What this exercise asks
1. In the Evesham Enforcer review below, which CPU does the Enforcer come with?
2. From the Evesham Enforcer review below, reproduce verbatim the part that opens with the words "No sooner had" and closes with "into this issue.".

Evesham Enforcer review

£1191
Price when reviewed

No sooner had we finished testing the pre-production MSI Neo4 for this month’s motherboard Labs than Evesham produced a complete system around the production version; it arrived with seconds to spare to make it into this issue.

Evesham Enforcer review

nForce4 is the first chipset to support AMD processors and PCI Express, and the Enforcer comes replete with an Athlon 64 3800+ CPU. Unlike Intel’s newest chipsets, however, it doesn’t have DDR2 memory support: two of the four memory sockets are populated with standard 512MB PC3200 DIMMs.

Such is the level of peripheral integration of the Neo4 that when you pull the side panel off the Enforcer, it appears almost devoid of extras. But look at what the motherboard itself offers: seven-channel audio with attendant analog jacks; optical and coaxial S/PDIF audio out; four USB 2 ports; dual gigabit network adaptors; FireWire, serial and parallel ports. There’s little need for any more in the way of expansion cards. Consequently, the expansion slots contain just the PCI Express graphics card – a Leadtek GeForce 6600 GT with VIVO breakout cable – and a PCI V.92 modem. A modem may seem pointless and dated but can be a lifeline if your broadband service goes down and you need to send and receive urgent email.

Recorded information

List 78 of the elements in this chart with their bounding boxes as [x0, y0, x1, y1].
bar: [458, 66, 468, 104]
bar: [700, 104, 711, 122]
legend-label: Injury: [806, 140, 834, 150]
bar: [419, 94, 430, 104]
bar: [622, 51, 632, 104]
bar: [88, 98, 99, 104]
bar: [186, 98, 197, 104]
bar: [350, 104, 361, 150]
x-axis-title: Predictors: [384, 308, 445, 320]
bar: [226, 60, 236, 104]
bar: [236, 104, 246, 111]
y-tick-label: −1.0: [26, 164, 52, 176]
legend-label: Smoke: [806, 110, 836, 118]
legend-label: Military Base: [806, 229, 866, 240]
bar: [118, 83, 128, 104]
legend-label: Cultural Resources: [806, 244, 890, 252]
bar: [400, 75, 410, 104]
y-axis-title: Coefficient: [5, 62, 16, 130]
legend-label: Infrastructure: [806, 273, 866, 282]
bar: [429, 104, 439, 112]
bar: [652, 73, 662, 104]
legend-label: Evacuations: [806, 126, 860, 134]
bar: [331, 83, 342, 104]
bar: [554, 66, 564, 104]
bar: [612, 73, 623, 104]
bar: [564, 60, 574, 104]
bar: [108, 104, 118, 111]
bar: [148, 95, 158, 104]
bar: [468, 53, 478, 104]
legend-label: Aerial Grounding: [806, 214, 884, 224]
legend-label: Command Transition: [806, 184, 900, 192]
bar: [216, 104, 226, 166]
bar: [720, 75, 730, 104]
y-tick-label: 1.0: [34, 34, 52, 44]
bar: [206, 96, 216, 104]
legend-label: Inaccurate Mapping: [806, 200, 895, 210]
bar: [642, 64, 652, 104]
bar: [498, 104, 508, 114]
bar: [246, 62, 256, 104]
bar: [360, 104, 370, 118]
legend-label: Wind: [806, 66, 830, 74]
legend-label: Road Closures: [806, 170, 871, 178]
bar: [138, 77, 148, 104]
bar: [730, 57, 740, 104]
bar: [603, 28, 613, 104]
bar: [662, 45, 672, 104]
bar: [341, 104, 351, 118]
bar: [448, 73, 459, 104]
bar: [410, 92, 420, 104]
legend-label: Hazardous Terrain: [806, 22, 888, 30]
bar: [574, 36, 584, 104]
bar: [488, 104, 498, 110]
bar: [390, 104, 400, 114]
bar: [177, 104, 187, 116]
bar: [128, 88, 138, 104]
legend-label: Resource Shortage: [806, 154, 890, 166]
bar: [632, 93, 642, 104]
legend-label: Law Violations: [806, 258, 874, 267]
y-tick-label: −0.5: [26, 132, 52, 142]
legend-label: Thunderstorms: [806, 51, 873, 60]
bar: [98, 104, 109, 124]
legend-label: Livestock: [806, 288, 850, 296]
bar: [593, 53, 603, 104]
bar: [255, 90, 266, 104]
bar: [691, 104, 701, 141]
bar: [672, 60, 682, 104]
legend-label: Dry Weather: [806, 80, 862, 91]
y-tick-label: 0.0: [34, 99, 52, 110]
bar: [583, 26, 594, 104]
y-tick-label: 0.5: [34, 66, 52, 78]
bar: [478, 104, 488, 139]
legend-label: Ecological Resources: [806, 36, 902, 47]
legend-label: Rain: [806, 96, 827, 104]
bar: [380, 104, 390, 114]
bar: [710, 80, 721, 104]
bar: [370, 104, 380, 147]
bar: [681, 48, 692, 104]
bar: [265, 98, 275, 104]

Expected results
1. An Athlon 64 3800+.

2.
No sooner had we finished testing the pre-production MSI Neo4 for this month’s motherboard Labs than Evesham produced a complete system around the production version; it arrived with seconds to spare to make it into this issue.